- What you need to do
Take the listing lines that begin at the one with "cell: 1.2 ± 0.46 [307, 268, 370, 286]" and stop after the one with "cell: 2.52 ± 1.11 [300, 141, 370, 159]". Write out only those lines again, swapping "row-label" for "row-heading" and leaving everything else the same.

- Data section
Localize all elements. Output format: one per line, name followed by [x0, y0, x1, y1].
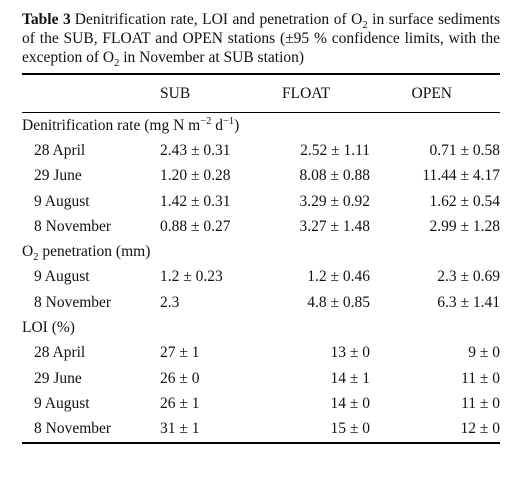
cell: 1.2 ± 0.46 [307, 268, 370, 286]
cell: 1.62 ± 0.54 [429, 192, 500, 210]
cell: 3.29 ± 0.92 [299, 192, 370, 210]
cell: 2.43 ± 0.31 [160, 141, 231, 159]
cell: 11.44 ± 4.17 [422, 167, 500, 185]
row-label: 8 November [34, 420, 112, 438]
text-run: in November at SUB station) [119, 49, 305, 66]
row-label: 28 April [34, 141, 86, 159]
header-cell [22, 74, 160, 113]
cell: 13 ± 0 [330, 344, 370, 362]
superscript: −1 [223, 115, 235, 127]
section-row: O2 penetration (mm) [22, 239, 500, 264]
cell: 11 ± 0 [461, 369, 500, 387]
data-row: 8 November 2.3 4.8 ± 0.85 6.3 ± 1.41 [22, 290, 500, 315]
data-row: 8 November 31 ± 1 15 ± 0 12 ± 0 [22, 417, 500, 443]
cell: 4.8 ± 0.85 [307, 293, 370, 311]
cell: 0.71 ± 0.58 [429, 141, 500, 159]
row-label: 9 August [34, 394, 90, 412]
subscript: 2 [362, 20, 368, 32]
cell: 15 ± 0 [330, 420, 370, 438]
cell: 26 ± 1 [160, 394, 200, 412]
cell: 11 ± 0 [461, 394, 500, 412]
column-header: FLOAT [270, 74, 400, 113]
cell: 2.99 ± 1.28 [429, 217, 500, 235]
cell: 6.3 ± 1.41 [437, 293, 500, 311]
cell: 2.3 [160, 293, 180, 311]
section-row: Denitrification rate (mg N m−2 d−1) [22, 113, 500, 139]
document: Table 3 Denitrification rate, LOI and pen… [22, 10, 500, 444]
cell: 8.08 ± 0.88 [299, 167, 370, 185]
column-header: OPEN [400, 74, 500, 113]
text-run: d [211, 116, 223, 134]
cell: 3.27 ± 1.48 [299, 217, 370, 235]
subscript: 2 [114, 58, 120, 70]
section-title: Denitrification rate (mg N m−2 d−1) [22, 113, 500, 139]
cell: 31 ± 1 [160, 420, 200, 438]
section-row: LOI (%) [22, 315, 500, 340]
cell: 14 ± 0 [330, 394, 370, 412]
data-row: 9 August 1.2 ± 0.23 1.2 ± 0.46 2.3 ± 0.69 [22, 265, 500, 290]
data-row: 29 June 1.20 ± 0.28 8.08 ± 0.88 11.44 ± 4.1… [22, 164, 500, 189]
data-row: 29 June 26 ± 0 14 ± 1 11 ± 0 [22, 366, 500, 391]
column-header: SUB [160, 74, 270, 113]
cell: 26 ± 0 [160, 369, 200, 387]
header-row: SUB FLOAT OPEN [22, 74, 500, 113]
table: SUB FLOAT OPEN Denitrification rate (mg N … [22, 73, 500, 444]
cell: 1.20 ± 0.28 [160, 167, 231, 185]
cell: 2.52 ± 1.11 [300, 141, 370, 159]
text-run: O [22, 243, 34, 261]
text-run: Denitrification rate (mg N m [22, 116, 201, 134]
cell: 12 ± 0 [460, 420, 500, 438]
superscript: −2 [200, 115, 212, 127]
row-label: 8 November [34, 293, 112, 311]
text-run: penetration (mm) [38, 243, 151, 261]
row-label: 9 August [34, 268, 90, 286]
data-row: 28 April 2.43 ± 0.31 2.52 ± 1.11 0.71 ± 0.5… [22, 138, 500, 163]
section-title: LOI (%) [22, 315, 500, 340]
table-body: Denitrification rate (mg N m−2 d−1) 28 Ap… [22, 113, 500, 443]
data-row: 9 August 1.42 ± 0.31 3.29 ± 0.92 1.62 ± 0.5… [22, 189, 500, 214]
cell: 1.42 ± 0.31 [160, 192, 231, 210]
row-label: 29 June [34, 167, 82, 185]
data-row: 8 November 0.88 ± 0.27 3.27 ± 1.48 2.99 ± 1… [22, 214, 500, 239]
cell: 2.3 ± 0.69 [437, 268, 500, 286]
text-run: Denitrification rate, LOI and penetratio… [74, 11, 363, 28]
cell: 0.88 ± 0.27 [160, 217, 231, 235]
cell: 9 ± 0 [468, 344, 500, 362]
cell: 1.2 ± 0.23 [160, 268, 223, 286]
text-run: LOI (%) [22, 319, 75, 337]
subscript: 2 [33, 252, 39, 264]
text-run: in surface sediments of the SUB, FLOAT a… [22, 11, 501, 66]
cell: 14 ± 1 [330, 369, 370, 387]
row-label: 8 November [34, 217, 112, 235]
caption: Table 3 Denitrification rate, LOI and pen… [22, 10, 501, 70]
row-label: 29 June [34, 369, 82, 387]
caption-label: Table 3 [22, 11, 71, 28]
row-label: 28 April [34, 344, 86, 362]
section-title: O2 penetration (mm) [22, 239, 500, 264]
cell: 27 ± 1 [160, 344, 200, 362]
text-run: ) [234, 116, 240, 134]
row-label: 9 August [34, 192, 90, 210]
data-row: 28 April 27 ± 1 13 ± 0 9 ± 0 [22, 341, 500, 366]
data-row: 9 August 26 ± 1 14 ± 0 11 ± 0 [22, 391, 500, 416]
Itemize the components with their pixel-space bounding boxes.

- Reply to the exercise
cell: 1.2 ± 0.46 [307, 268, 370, 286]
cell: 1.62 ± 0.54 [429, 192, 500, 210]
cell: 3.29 ± 0.92 [299, 192, 370, 210]
cell: 2.43 ± 0.31 [160, 141, 231, 159]
cell: 11.44 ± 4.17 [422, 167, 500, 185]
row-heading: 8 November [34, 420, 112, 438]
text-run: in November at SUB station) [119, 49, 305, 66]
row-heading: 28 April [34, 141, 86, 159]
header-cell [22, 74, 160, 113]
cell: 13 ± 0 [330, 344, 370, 362]
superscript: −1 [223, 115, 235, 127]
section-row: O2 penetration (mm) [22, 239, 500, 264]
cell: 11 ± 0 [461, 369, 500, 387]
data-row: 8 November 2.3 4.8 ± 0.85 6.3 ± 1.41 [22, 290, 500, 315]
data-row: 8 November 31 ± 1 15 ± 0 12 ± 0 [22, 417, 500, 443]
cell: 4.8 ± 0.85 [307, 293, 370, 311]
cell: 0.71 ± 0.58 [429, 141, 500, 159]
row-heading: 9 August [34, 394, 90, 412]
subscript: 2 [362, 20, 368, 32]
cell: 15 ± 0 [330, 420, 370, 438]
cell: 26 ± 1 [160, 394, 200, 412]
cell: 11 ± 0 [461, 394, 500, 412]
column-header: FLOAT [270, 74, 400, 113]
cell: 2.99 ± 1.28 [429, 217, 500, 235]
cell: 6.3 ± 1.41 [437, 293, 500, 311]
cell: 2.3 [160, 293, 180, 311]
section-row: Denitrification rate (mg N m−2 d−1) [22, 113, 500, 139]
document: Table 3 Denitrification rate, LOI and pen… [22, 10, 500, 444]
cell: 8.08 ± 0.88 [299, 167, 370, 185]
column-header: OPEN [400, 74, 500, 113]
text-run: d [211, 116, 223, 134]
cell: 3.27 ± 1.48 [299, 217, 370, 235]
subscript: 2 [114, 58, 120, 70]
section-title: Denitrification rate (mg N m−2 d−1) [22, 113, 500, 139]
cell: 31 ± 1 [160, 420, 200, 438]
section-row: LOI (%) [22, 315, 500, 340]
cell: 14 ± 0 [330, 394, 370, 412]
data-row: 9 August 1.2 ± 0.23 1.2 ± 0.46 2.3 ± 0.69 [22, 265, 500, 290]
data-row: 29 June 1.20 ± 0.28 8.08 ± 0.88 11.44 ± 4.1… [22, 164, 500, 189]
data-row: 29 June 26 ± 0 14 ± 1 11 ± 0 [22, 366, 500, 391]
column-header: SUB [160, 74, 270, 113]
cell: 26 ± 0 [160, 369, 200, 387]
header-row: SUB FLOAT OPEN [22, 74, 500, 113]
table: SUB FLOAT OPEN Denitrification rate (mg N … [22, 73, 500, 444]
cell: 1.20 ± 0.28 [160, 167, 231, 185]
cell: 2.52 ± 1.11 [300, 141, 370, 159]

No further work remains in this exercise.